**Your objective:** Find and copy every line in the records that includes the string "this".

**Records to process:**
_____
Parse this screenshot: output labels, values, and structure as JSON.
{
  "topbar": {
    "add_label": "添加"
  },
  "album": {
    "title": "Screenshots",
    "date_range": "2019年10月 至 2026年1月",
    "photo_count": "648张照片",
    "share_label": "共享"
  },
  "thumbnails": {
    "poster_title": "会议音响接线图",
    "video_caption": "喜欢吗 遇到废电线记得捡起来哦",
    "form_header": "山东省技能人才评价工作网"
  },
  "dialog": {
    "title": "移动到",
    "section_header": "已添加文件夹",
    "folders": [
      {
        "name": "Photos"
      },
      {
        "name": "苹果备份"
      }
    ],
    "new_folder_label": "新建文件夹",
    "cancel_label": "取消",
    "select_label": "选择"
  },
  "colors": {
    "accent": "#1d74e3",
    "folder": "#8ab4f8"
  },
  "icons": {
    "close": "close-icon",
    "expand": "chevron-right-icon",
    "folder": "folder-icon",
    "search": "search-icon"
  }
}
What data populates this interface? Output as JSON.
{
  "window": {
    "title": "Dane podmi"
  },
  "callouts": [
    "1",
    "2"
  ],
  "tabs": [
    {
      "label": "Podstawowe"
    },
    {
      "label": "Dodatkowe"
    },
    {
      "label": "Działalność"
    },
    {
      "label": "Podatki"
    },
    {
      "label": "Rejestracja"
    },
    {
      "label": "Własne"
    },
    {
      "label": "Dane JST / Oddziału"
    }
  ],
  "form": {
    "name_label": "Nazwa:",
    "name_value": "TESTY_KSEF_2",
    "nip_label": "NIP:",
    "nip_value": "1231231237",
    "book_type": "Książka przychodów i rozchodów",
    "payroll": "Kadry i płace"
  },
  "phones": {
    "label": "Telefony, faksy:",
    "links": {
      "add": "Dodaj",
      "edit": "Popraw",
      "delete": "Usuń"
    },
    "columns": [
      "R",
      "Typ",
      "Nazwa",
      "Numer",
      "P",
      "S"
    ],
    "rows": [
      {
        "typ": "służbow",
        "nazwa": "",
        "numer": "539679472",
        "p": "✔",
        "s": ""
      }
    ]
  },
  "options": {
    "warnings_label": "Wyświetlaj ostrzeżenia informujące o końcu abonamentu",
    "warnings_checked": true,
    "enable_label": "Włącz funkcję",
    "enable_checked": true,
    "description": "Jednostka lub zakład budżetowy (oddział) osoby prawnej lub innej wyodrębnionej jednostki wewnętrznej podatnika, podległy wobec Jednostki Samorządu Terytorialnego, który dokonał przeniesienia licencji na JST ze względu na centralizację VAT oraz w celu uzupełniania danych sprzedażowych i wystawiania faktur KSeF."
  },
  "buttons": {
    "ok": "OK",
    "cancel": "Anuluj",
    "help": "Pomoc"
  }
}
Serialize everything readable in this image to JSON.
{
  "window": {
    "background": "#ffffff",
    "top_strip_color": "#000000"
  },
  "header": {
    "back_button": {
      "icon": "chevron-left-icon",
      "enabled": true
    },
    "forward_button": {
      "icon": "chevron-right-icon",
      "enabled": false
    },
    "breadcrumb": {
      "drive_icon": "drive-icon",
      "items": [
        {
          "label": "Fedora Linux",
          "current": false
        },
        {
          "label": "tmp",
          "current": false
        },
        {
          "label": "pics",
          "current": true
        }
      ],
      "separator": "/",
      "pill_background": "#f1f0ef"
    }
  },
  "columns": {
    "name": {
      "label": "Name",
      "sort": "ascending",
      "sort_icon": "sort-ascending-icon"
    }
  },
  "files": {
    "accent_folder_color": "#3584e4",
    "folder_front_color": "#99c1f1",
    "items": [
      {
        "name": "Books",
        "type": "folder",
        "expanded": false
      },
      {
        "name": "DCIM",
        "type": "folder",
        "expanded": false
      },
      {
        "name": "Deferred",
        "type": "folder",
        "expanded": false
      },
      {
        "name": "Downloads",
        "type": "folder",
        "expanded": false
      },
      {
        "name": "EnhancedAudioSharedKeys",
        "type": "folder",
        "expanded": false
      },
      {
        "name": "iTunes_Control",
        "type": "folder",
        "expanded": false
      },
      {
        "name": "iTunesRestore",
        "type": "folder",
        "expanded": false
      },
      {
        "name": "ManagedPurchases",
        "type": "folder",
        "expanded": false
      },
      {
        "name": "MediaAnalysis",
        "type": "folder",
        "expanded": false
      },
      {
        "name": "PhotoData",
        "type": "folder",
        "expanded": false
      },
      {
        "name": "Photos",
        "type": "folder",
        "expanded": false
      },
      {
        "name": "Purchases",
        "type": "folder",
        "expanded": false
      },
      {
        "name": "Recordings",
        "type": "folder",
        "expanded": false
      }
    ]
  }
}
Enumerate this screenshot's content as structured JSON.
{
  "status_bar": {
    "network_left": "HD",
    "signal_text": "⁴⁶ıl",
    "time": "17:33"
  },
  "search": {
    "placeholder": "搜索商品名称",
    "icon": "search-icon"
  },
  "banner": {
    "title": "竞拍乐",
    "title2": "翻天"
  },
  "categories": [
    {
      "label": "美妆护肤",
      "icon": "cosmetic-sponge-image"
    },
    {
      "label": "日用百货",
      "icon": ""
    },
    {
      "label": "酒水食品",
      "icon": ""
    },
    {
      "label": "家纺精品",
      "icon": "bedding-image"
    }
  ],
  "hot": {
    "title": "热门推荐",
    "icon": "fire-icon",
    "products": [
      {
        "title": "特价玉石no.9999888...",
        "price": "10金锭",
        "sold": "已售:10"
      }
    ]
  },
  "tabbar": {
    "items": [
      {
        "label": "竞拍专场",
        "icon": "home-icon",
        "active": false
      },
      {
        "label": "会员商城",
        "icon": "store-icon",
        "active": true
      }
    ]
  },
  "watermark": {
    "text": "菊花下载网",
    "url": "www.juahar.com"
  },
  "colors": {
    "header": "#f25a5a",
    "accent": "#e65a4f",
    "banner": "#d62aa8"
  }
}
_____
**Exercise solution:**
Parse this screenshot: output labels, values, and structure as JSON.
What data populates this interface? Output as JSON.
Serialize everything readable in this image to JSON.
Enumerate this screenshot's content as structured JSON.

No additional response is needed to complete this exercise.